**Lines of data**
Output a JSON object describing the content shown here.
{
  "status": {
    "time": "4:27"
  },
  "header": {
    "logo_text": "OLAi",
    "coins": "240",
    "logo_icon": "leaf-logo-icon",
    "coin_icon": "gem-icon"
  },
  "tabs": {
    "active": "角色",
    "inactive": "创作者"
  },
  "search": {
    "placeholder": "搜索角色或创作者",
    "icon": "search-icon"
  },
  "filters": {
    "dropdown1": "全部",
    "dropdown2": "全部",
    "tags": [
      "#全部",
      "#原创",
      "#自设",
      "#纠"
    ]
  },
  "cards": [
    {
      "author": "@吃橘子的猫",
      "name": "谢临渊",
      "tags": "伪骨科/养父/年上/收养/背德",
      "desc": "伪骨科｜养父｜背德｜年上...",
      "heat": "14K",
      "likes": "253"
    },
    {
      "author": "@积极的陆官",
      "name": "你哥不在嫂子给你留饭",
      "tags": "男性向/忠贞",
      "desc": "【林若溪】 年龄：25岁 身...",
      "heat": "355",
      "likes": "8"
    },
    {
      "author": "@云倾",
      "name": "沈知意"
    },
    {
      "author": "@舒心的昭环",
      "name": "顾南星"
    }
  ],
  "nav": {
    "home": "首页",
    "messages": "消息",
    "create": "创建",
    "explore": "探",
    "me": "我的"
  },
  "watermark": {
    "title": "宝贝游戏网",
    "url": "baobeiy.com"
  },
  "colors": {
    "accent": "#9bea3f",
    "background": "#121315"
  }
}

**Problem description**
Among the lines above, determine how many hold the word "author"; report the figure alone.

**Correct output**
4